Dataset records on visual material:
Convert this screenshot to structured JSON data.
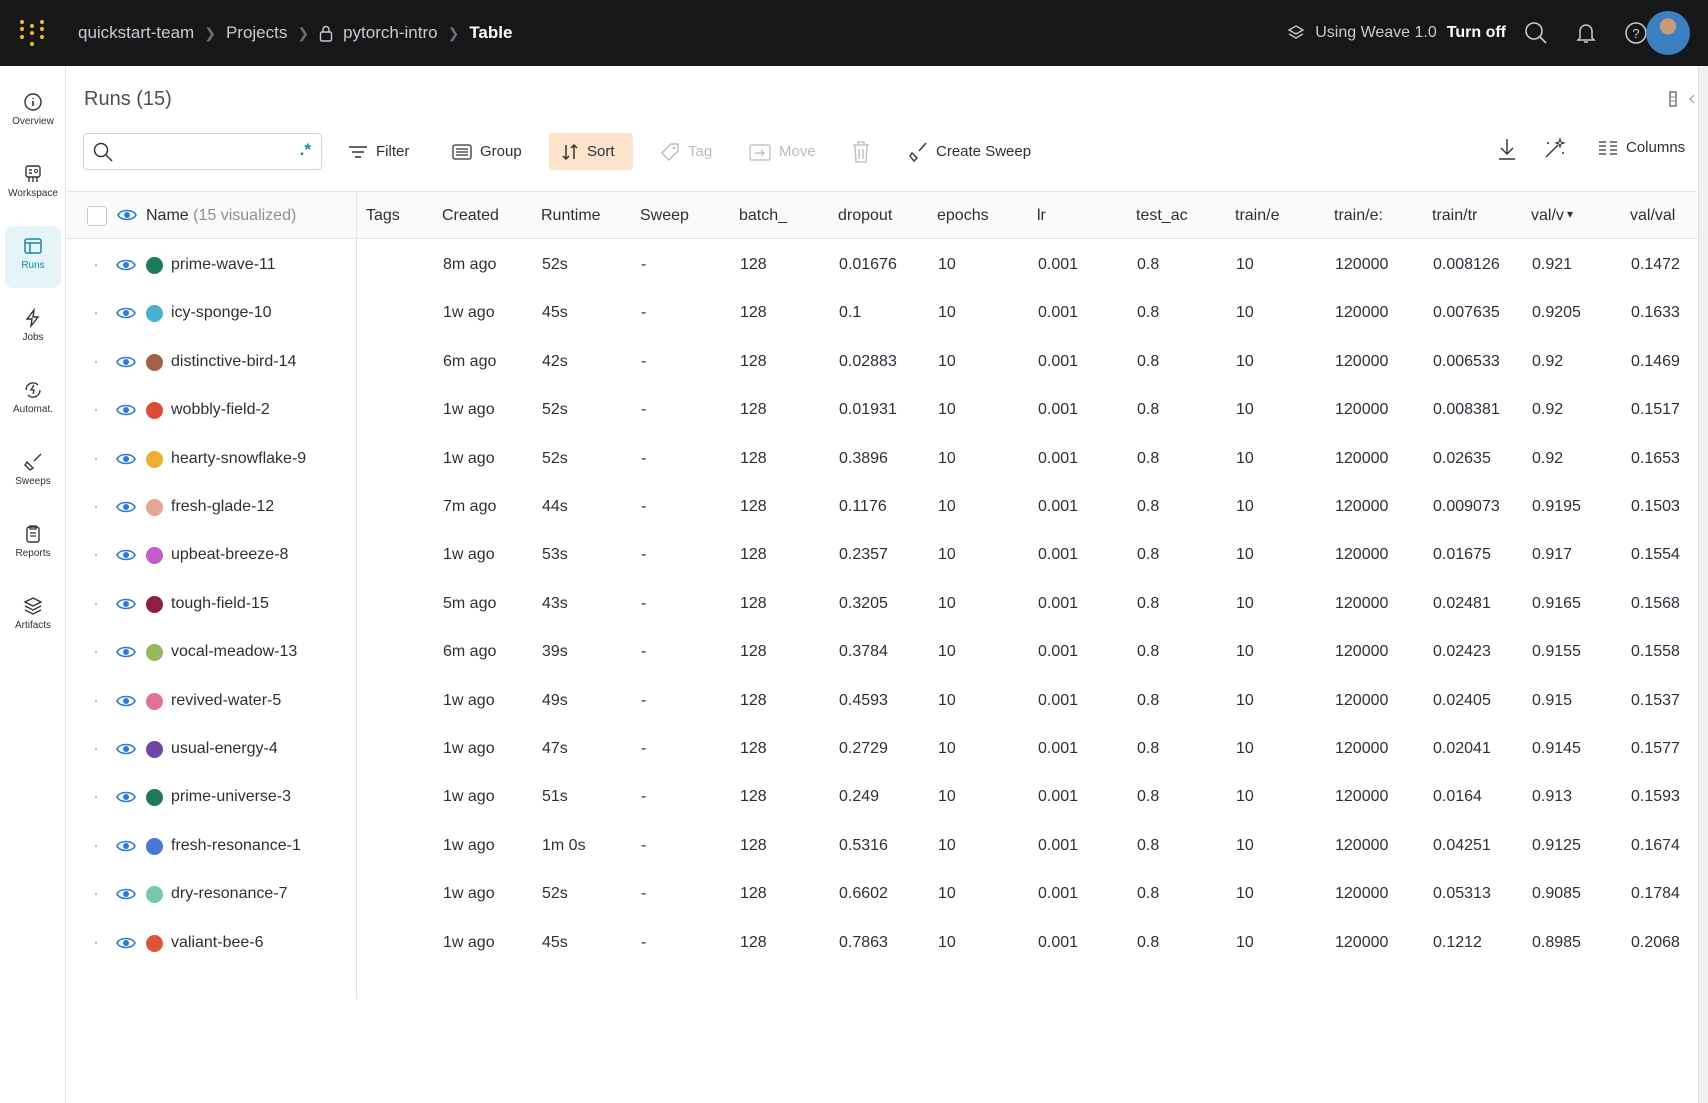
{
  "breadcrumb": {
    "team": "quickstart-team",
    "projects": "Projects",
    "project": "pytorch-intro",
    "page": "Table"
  },
  "topbar": {
    "weave_text": "Using Weave 1.0",
    "turn_off": "Turn off"
  },
  "sidebar": {
    "items": [
      {
        "label": "Overview",
        "icon": "info-icon"
      },
      {
        "label": "Workspace",
        "icon": "workspace-icon"
      },
      {
        "label": "Runs",
        "icon": "table-icon",
        "active": true
      },
      {
        "label": "Jobs",
        "icon": "lightning-icon"
      },
      {
        "label": "Automat.",
        "icon": "automation-icon"
      },
      {
        "label": "Sweeps",
        "icon": "broom-icon"
      },
      {
        "label": "Reports",
        "icon": "clipboard-icon"
      },
      {
        "label": "Artifacts",
        "icon": "layers-icon"
      }
    ]
  },
  "runs": {
    "title": "Runs (15)",
    "search_placeholder": "",
    "regex": ".*"
  },
  "toolbar": {
    "filter": "Filter",
    "group": "Group",
    "sort": "Sort",
    "tag": "Tag",
    "move": "Move",
    "create_sweep": "Create Sweep",
    "columns": "Columns"
  },
  "accent": "#168aa6",
  "table": {
    "name_header": "Name",
    "visualized": "(15 visualized)",
    "columns": [
      "Tags",
      "Created",
      "Runtime",
      "Sweep",
      "batch_",
      "dropout",
      "epochs",
      "lr",
      "test_ac",
      "train/e",
      "train/e:",
      "train/tr",
      "val/v",
      "val/val"
    ],
    "rows": [
      {
        "name": "prime-wave-11",
        "color": "#1f7a5c",
        "cells": [
          "",
          "8m ago",
          "52s",
          "-",
          "128",
          "0.01676",
          "10",
          "0.001",
          "0.8",
          "10",
          "120000",
          "0.008126",
          "0.921",
          "0.1472"
        ]
      },
      {
        "name": "icy-sponge-10",
        "color": "#4aafd0",
        "cells": [
          "",
          "1w ago",
          "45s",
          "-",
          "128",
          "0.1",
          "10",
          "0.001",
          "0.8",
          "10",
          "120000",
          "0.007635",
          "0.9205",
          "0.1633"
        ]
      },
      {
        "name": "distinctive-bird-14",
        "color": "#a0604a",
        "cells": [
          "",
          "6m ago",
          "42s",
          "-",
          "128",
          "0.02883",
          "10",
          "0.001",
          "0.8",
          "10",
          "120000",
          "0.006533",
          "0.92",
          "0.1469"
        ]
      },
      {
        "name": "wobbly-field-2",
        "color": "#df4b3a",
        "cells": [
          "",
          "1w ago",
          "52s",
          "-",
          "128",
          "0.01931",
          "10",
          "0.001",
          "0.8",
          "10",
          "120000",
          "0.008381",
          "0.92",
          "0.1517"
        ]
      },
      {
        "name": "hearty-snowflake-9",
        "color": "#eab02e",
        "cells": [
          "",
          "1w ago",
          "52s",
          "-",
          "128",
          "0.3896",
          "10",
          "0.001",
          "0.8",
          "10",
          "120000",
          "0.02635",
          "0.92",
          "0.1653"
        ]
      },
      {
        "name": "fresh-glade-12",
        "color": "#e9a593",
        "cells": [
          "",
          "7m ago",
          "44s",
          "-",
          "128",
          "0.1176",
          "10",
          "0.001",
          "0.8",
          "10",
          "120000",
          "0.009073",
          "0.9195",
          "0.1503"
        ]
      },
      {
        "name": "upbeat-breeze-8",
        "color": "#c35cc6",
        "cells": [
          "",
          "1w ago",
          "53s",
          "-",
          "128",
          "0.2357",
          "10",
          "0.001",
          "0.8",
          "10",
          "120000",
          "0.01675",
          "0.917",
          "0.1554"
        ]
      },
      {
        "name": "tough-field-15",
        "color": "#8f1f45",
        "cells": [
          "",
          "5m ago",
          "43s",
          "-",
          "128",
          "0.3205",
          "10",
          "0.001",
          "0.8",
          "10",
          "120000",
          "0.02481",
          "0.9165",
          "0.1568"
        ]
      },
      {
        "name": "vocal-meadow-13",
        "color": "#97b75e",
        "cells": [
          "",
          "6m ago",
          "39s",
          "-",
          "128",
          "0.3784",
          "10",
          "0.001",
          "0.8",
          "10",
          "120000",
          "0.02423",
          "0.9155",
          "0.1558"
        ]
      },
      {
        "name": "revived-water-5",
        "color": "#e07297",
        "cells": [
          "",
          "1w ago",
          "49s",
          "-",
          "128",
          "0.4593",
          "10",
          "0.001",
          "0.8",
          "10",
          "120000",
          "0.02405",
          "0.915",
          "0.1537"
        ]
      },
      {
        "name": "usual-energy-4",
        "color": "#6f45a8",
        "cells": [
          "",
          "1w ago",
          "47s",
          "-",
          "128",
          "0.2729",
          "10",
          "0.001",
          "0.8",
          "10",
          "120000",
          "0.02041",
          "0.9145",
          "0.1577"
        ]
      },
      {
        "name": "prime-universe-3",
        "color": "#217a57",
        "cells": [
          "",
          "1w ago",
          "51s",
          "-",
          "128",
          "0.249",
          "10",
          "0.001",
          "0.8",
          "10",
          "120000",
          "0.0164",
          "0.913",
          "0.1593"
        ]
      },
      {
        "name": "fresh-resonance-1",
        "color": "#4a78d4",
        "cells": [
          "",
          "1w ago",
          "1m 0s",
          "-",
          "128",
          "0.5316",
          "10",
          "0.001",
          "0.8",
          "10",
          "120000",
          "0.04251",
          "0.9125",
          "0.1674"
        ]
      },
      {
        "name": "dry-resonance-7",
        "color": "#76c8aa",
        "cells": [
          "",
          "1w ago",
          "52s",
          "-",
          "128",
          "0.6602",
          "10",
          "0.001",
          "0.8",
          "10",
          "120000",
          "0.05313",
          "0.9085",
          "0.1784"
        ]
      },
      {
        "name": "valiant-bee-6",
        "color": "#e0553a",
        "cells": [
          "",
          "1w ago",
          "45s",
          "-",
          "128",
          "0.7863",
          "10",
          "0.001",
          "0.8",
          "10",
          "120000",
          "0.1212",
          "0.8985",
          "0.2068"
        ]
      }
    ]
  }
}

Work required:
Reproduce the data above in full, exactly as it is, with the pictures left out.

Output of the exercise:
Convert this screenshot to structured JSON data.
{
  "breadcrumb": {
    "team": "quickstart-team",
    "projects": "Projects",
    "project": "pytorch-intro",
    "page": "Table"
  },
  "topbar": {
    "weave_text": "Using Weave 1.0",
    "turn_off": "Turn off"
  },
  "sidebar": {
    "items": [
      {
        "label": "Overview",
        "icon": "info-icon"
      },
      {
        "label": "Workspace",
        "icon": "workspace-icon"
      },
      {
        "label": "Runs",
        "icon": "table-icon",
        "active": true
      },
      {
        "label": "Jobs",
        "icon": "lightning-icon"
      },
      {
        "label": "Automat.",
        "icon": "automation-icon"
      },
      {
        "label": "Sweeps",
        "icon": "broom-icon"
      },
      {
        "label": "Reports",
        "icon": "clipboard-icon"
      },
      {
        "label": "Artifacts",
        "icon": "layers-icon"
      }
    ]
  },
  "runs": {
    "title": "Runs (15)",
    "search_placeholder": "",
    "regex": ".*"
  },
  "toolbar": {
    "filter": "Filter",
    "group": "Group",
    "sort": "Sort",
    "tag": "Tag",
    "move": "Move",
    "create_sweep": "Create Sweep",
    "columns": "Columns"
  },
  "accent": "#168aa6",
  "table": {
    "name_header": "Name",
    "visualized": "(15 visualized)",
    "columns": [
      "Tags",
      "Created",
      "Runtime",
      "Sweep",
      "batch_",
      "dropout",
      "epochs",
      "lr",
      "test_ac",
      "train/e",
      "train/e:",
      "train/tr",
      "val/v",
      "val/val"
    ],
    "rows": [
      {
        "name": "prime-wave-11",
        "color": "#1f7a5c",
        "cells": [
          "",
          "8m ago",
          "52s",
          "-",
          "128",
          "0.01676",
          "10",
          "0.001",
          "0.8",
          "10",
          "120000",
          "0.008126",
          "0.921",
          "0.1472"
        ]
      },
      {
        "name": "icy-sponge-10",
        "color": "#4aafd0",
        "cells": [
          "",
          "1w ago",
          "45s",
          "-",
          "128",
          "0.1",
          "10",
          "0.001",
          "0.8",
          "10",
          "120000",
          "0.007635",
          "0.9205",
          "0.1633"
        ]
      },
      {
        "name": "distinctive-bird-14",
        "color": "#a0604a",
        "cells": [
          "",
          "6m ago",
          "42s",
          "-",
          "128",
          "0.02883",
          "10",
          "0.001",
          "0.8",
          "10",
          "120000",
          "0.006533",
          "0.92",
          "0.1469"
        ]
      },
      {
        "name": "wobbly-field-2",
        "color": "#df4b3a",
        "cells": [
          "",
          "1w ago",
          "52s",
          "-",
          "128",
          "0.01931",
          "10",
          "0.001",
          "0.8",
          "10",
          "120000",
          "0.008381",
          "0.92",
          "0.1517"
        ]
      },
      {
        "name": "hearty-snowflake-9",
        "color": "#eab02e",
        "cells": [
          "",
          "1w ago",
          "52s",
          "-",
          "128",
          "0.3896",
          "10",
          "0.001",
          "0.8",
          "10",
          "120000",
          "0.02635",
          "0.92",
          "0.1653"
        ]
      },
      {
        "name": "fresh-glade-12",
        "color": "#e9a593",
        "cells": [
          "",
          "7m ago",
          "44s",
          "-",
          "128",
          "0.1176",
          "10",
          "0.001",
          "0.8",
          "10",
          "120000",
          "0.009073",
          "0.9195",
          "0.1503"
        ]
      },
      {
        "name": "upbeat-breeze-8",
        "color": "#c35cc6",
        "cells": [
          "",
          "1w ago",
          "53s",
          "-",
          "128",
          "0.2357",
          "10",
          "0.001",
          "0.8",
          "10",
          "120000",
          "0.01675",
          "0.917",
          "0.1554"
        ]
      },
      {
        "name": "tough-field-15",
        "color": "#8f1f45",
        "cells": [
          "",
          "5m ago",
          "43s",
          "-",
          "128",
          "0.3205",
          "10",
          "0.001",
          "0.8",
          "10",
          "120000",
          "0.02481",
          "0.9165",
          "0.1568"
        ]
      },
      {
        "name": "vocal-meadow-13",
        "color": "#97b75e",
        "cells": [
          "",
          "6m ago",
          "39s",
          "-",
          "128",
          "0.3784",
          "10",
          "0.001",
          "0.8",
          "10",
          "120000",
          "0.02423",
          "0.9155",
          "0.1558"
        ]
      },
      {
        "name": "revived-water-5",
        "color": "#e07297",
        "cells": [
          "",
          "1w ago",
          "49s",
          "-",
          "128",
          "0.4593",
          "10",
          "0.001",
          "0.8",
          "10",
          "120000",
          "0.02405",
          "0.915",
          "0.1537"
        ]
      },
      {
        "name": "usual-energy-4",
        "color": "#6f45a8",
        "cells": [
          "",
          "1w ago",
          "47s",
          "-",
          "128",
          "0.2729",
          "10",
          "0.001",
          "0.8",
          "10",
          "120000",
          "0.02041",
          "0.9145",
          "0.1577"
        ]
      },
      {
        "name": "prime-universe-3",
        "color": "#217a57",
        "cells": [
          "",
          "1w ago",
          "51s",
          "-",
          "128",
          "0.249",
          "10",
          "0.001",
          "0.8",
          "10",
          "120000",
          "0.0164",
          "0.913",
          "0.1593"
        ]
      },
      {
        "name": "fresh-resonance-1",
        "color": "#4a78d4",
        "cells": [
          "",
          "1w ago",
          "1m 0s",
          "-",
          "128",
          "0.5316",
          "10",
          "0.001",
          "0.8",
          "10",
          "120000",
          "0.04251",
          "0.9125",
          "0.1674"
        ]
      },
      {
        "name": "dry-resonance-7",
        "color": "#76c8aa",
        "cells": [
          "",
          "1w ago",
          "52s",
          "-",
          "128",
          "0.6602",
          "10",
          "0.001",
          "0.8",
          "10",
          "120000",
          "0.05313",
          "0.9085",
          "0.1784"
        ]
      },
      {
        "name": "valiant-bee-6",
        "color": "#e0553a",
        "cells": [
          "",
          "1w ago",
          "45s",
          "-",
          "128",
          "0.7863",
          "10",
          "0.001",
          "0.8",
          "10",
          "120000",
          "0.1212",
          "0.8985",
          "0.2068"
        ]
      }
    ]
  }
}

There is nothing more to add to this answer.